OBJECTIVE
Take down each entry exactly as written.

-- START INPUT DATA --

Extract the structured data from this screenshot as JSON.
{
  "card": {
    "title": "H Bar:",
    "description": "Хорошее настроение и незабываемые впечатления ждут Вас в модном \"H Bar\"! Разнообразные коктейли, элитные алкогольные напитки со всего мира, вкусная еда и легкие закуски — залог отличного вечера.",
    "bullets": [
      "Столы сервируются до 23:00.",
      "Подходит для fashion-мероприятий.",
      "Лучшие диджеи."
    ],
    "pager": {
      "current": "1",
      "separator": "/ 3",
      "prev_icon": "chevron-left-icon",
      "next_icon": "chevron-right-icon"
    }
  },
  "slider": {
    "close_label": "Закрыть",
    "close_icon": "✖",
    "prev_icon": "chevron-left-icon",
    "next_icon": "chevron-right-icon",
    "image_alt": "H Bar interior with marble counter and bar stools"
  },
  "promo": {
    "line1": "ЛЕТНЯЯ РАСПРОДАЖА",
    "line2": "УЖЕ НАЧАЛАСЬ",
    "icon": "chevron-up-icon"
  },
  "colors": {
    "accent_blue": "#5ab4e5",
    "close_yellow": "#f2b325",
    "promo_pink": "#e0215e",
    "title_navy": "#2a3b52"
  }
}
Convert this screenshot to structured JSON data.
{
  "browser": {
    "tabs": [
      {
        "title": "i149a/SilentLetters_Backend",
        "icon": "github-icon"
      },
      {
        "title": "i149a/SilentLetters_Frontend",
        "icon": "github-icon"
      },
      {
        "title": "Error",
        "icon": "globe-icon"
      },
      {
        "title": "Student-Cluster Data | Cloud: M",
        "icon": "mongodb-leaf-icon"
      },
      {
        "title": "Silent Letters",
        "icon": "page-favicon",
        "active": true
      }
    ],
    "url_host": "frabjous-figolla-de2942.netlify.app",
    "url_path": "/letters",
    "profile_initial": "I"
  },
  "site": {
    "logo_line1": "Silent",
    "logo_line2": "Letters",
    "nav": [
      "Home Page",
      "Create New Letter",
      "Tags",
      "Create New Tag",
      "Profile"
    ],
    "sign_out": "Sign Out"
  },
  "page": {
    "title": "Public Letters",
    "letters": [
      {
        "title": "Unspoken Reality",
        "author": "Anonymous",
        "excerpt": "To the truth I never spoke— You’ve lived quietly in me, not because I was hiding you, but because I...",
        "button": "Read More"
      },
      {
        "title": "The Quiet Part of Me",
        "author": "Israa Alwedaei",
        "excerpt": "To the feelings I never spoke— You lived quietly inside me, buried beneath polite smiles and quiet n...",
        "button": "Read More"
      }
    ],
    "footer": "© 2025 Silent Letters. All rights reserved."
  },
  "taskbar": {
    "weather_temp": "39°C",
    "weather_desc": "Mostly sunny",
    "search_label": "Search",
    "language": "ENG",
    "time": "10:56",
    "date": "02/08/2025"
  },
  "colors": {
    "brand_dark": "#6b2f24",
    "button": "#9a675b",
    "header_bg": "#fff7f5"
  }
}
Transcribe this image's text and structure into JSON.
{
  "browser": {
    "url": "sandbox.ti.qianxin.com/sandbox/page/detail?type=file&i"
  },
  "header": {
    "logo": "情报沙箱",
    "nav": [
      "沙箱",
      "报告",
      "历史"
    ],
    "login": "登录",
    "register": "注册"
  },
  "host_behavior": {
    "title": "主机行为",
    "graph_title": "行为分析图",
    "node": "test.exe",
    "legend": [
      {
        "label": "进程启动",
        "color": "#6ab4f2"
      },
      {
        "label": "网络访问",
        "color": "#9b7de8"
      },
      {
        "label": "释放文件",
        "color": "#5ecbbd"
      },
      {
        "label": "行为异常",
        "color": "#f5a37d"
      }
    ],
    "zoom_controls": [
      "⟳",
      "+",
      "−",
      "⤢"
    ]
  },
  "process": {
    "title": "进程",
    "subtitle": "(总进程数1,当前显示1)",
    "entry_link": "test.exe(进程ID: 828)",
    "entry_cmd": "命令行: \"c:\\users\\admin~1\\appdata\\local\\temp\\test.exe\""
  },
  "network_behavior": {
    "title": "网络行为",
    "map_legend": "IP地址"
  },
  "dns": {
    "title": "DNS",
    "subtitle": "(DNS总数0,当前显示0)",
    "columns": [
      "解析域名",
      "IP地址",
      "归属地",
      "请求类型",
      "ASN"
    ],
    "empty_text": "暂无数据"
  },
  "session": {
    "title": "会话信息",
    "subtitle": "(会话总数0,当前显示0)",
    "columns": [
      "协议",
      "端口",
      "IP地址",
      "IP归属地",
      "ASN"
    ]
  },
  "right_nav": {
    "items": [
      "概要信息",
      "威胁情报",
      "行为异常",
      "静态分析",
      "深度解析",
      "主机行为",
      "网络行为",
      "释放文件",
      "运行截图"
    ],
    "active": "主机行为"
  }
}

-- END INPUT DATA --

TASK SOLUTION
Extract the structured data from this screenshot as JSON.
{
  "card": {
    "title": "H Bar:",
    "description": "Хорошее настроение и незабываемые впечатления ждут Вас в модном \"H Bar\"! Разнообразные коктейли, элитные алкогольные напитки со всего мира, вкусная еда и легкие закуски — залог отличного вечера.",
    "bullets": [
      "Столы сервируются до 23:00.",
      "Подходит для fashion-мероприятий.",
      "Лучшие диджеи."
    ],
    "pager": {
      "current": "1",
      "separator": "/ 3",
      "prev_icon": "chevron-left-icon",
      "next_icon": "chevron-right-icon"
    }
  },
  "slider": {
    "close_label": "Закрыть",
    "close_icon": "✖",
    "prev_icon": "chevron-left-icon",
    "next_icon": "chevron-right-icon",
    "image_alt": "H Bar interior with marble counter and bar stools"
  },
  "promo": {
    "line1": "ЛЕТНЯЯ РАСПРОДАЖА",
    "line2": "УЖЕ НАЧАЛАСЬ",
    "icon": "chevron-up-icon"
  },
  "colors": {
    "accent_blue": "#5ab4e5",
    "close_yellow": "#f2b325",
    "promo_pink": "#e0215e",
    "title_navy": "#2a3b52"
  }
}
Convert this screenshot to structured JSON data.
{
  "browser": {
    "tabs": [
      {
        "title": "i149a/SilentLetters_Backend",
        "icon": "github-icon"
      },
      {
        "title": "i149a/SilentLetters_Frontend",
        "icon": "github-icon"
      },
      {
        "title": "Error",
        "icon": "globe-icon"
      },
      {
        "title": "Student-Cluster Data | Cloud: M",
        "icon": "mongodb-leaf-icon"
      },
      {
        "title": "Silent Letters",
        "icon": "page-favicon",
        "active": true
      }
    ],
    "url_host": "frabjous-figolla-de2942.netlify.app",
    "url_path": "/letters",
    "profile_initial": "I"
  },
  "site": {
    "logo_line1": "Silent",
    "logo_line2": "Letters",
    "nav": [
      "Home Page",
      "Create New Letter",
      "Tags",
      "Create New Tag",
      "Profile"
    ],
    "sign_out": "Sign Out"
  },
  "page": {
    "title": "Public Letters",
    "letters": [
      {
        "title": "Unspoken Reality",
        "author": "Anonymous",
        "excerpt": "To the truth I never spoke— You’ve lived quietly in me, not because I was hiding you, but because I...",
        "button": "Read More"
      },
      {
        "title": "The Quiet Part of Me",
        "author": "Israa Alwedaei",
        "excerpt": "To the feelings I never spoke— You lived quietly inside me, buried beneath polite smiles and quiet n...",
        "button": "Read More"
      }
    ],
    "footer": "© 2025 Silent Letters. All rights reserved."
  },
  "taskbar": {
    "weather_temp": "39°C",
    "weather_desc": "Mostly sunny",
    "search_label": "Search",
    "language": "ENG",
    "time": "10:56",
    "date": "02/08/2025"
  },
  "colors": {
    "brand_dark": "#6b2f24",
    "button": "#9a675b",
    "header_bg": "#fff7f5"
  }
}
Transcribe this image's text and structure into JSON.
{
  "browser": {
    "url": "sandbox.ti.qianxin.com/sandbox/page/detail?type=file&i"
  },
  "header": {
    "logo": "情报沙箱",
    "nav": [
      "沙箱",
      "报告",
      "历史"
    ],
    "login": "登录",
    "register": "注册"
  },
  "host_behavior": {
    "title": "主机行为",
    "graph_title": "行为分析图",
    "node": "test.exe",
    "legend": [
      {
        "label": "进程启动",
        "color": "#6ab4f2"
      },
      {
        "label": "网络访问",
        "color": "#9b7de8"
      },
      {
        "label": "释放文件",
        "color": "#5ecbbd"
      },
      {
        "label": "行为异常",
        "color": "#f5a37d"
      }
    ],
    "zoom_controls": [
      "⟳",
      "+",
      "−",
      "⤢"
    ]
  },
  "process": {
    "title": "进程",
    "subtitle": "(总进程数1,当前显示1)",
    "entry_link": "test.exe(进程ID: 828)",
    "entry_cmd": "命令行: \"c:\\users\\admin~1\\appdata\\local\\temp\\test.exe\""
  },
  "network_behavior": {
    "title": "网络行为",
    "map_legend": "IP地址"
  },
  "dns": {
    "title": "DNS",
    "subtitle": "(DNS总数0,当前显示0)",
    "columns": [
      "解析域名",
      "IP地址",
      "归属地",
      "请求类型",
      "ASN"
    ],
    "empty_text": "暂无数据"
  },
  "session": {
    "title": "会话信息",
    "subtitle": "(会话总数0,当前显示0)",
    "columns": [
      "协议",
      "端口",
      "IP地址",
      "IP归属地",
      "ASN"
    ]
  },
  "right_nav": {
    "items": [
      "概要信息",
      "威胁情报",
      "行为异常",
      "静态分析",
      "深度解析",
      "主机行为",
      "网络行为",
      "释放文件",
      "运行截图"
    ],
    "active": "主机行为"
  }
}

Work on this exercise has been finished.